-- Extracted records --
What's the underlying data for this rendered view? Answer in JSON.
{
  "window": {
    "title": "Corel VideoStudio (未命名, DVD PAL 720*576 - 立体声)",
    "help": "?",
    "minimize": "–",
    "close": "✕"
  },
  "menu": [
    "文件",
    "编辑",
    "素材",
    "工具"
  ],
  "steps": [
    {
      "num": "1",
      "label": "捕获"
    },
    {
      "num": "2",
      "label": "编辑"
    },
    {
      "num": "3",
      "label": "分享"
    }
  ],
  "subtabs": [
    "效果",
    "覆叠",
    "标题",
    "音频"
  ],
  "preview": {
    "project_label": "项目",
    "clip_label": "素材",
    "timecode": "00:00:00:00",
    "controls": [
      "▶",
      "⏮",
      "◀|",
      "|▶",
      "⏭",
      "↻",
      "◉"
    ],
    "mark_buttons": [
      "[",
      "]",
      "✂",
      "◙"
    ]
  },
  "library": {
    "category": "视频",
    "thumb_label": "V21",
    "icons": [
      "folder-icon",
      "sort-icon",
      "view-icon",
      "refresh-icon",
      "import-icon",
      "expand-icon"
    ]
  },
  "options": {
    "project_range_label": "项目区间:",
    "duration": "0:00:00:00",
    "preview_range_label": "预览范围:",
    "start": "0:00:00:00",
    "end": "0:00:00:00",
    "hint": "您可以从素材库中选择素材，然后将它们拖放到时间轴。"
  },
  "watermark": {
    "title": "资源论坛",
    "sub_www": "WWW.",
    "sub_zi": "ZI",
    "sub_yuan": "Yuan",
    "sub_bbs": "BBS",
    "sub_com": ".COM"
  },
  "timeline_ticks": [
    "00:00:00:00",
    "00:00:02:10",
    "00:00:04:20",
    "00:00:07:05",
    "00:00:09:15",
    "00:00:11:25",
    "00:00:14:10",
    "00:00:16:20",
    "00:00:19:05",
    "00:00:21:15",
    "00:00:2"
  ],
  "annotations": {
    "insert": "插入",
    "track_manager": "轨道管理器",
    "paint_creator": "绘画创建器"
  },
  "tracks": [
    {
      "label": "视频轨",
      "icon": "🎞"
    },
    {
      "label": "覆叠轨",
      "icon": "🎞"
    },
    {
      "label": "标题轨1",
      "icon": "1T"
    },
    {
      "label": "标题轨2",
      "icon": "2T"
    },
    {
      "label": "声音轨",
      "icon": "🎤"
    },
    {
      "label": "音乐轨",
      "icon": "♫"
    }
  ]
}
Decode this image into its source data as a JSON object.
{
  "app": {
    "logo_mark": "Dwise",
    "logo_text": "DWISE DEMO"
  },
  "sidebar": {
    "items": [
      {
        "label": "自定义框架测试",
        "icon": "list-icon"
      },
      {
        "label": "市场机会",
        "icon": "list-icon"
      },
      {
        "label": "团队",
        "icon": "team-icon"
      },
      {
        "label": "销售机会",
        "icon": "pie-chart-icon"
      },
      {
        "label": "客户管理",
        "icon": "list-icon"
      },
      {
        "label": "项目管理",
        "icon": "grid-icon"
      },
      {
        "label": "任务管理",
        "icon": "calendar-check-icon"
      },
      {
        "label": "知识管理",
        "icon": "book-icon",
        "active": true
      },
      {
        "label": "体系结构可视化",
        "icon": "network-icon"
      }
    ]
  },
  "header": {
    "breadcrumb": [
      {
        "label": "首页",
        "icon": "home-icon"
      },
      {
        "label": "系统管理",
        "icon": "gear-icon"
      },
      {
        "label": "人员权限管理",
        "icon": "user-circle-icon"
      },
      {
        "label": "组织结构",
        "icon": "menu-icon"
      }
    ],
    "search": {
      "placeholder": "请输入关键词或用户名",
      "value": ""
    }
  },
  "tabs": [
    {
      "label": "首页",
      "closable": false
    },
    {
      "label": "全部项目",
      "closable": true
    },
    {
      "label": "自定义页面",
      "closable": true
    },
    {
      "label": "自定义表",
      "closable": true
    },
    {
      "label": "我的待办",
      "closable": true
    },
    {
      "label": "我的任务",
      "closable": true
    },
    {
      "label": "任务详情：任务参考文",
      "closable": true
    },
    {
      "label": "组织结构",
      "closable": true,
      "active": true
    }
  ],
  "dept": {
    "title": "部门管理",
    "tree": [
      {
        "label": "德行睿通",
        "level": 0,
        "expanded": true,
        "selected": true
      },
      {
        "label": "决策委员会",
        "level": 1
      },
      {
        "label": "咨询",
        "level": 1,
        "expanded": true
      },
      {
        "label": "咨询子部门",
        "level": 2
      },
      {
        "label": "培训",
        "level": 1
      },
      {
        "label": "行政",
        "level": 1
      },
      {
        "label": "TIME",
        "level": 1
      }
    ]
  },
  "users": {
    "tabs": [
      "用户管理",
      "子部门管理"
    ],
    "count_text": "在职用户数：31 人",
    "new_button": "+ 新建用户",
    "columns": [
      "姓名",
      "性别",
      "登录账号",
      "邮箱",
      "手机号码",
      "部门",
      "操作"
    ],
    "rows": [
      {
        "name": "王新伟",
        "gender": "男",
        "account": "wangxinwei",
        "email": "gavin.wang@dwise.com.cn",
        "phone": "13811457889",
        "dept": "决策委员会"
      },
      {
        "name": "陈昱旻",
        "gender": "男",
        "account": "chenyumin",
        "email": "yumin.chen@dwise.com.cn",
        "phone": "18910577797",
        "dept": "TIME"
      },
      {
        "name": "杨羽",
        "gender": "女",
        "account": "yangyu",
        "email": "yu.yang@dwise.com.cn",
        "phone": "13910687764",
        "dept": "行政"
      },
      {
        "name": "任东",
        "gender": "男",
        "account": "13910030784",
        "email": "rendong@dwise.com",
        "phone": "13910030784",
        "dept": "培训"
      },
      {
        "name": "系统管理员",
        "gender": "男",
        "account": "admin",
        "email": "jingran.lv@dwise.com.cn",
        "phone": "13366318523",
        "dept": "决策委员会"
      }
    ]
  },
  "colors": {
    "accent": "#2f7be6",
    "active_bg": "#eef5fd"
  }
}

-- Exercise aim --
Search the listing above for the string "account". Copy every line that contains it.

-- Worked answer --
        "account": "wangxinwei",
        "account": "chenyumin",
        "account": "yangyu",
        "account": "13910030784",
        "account": "admin",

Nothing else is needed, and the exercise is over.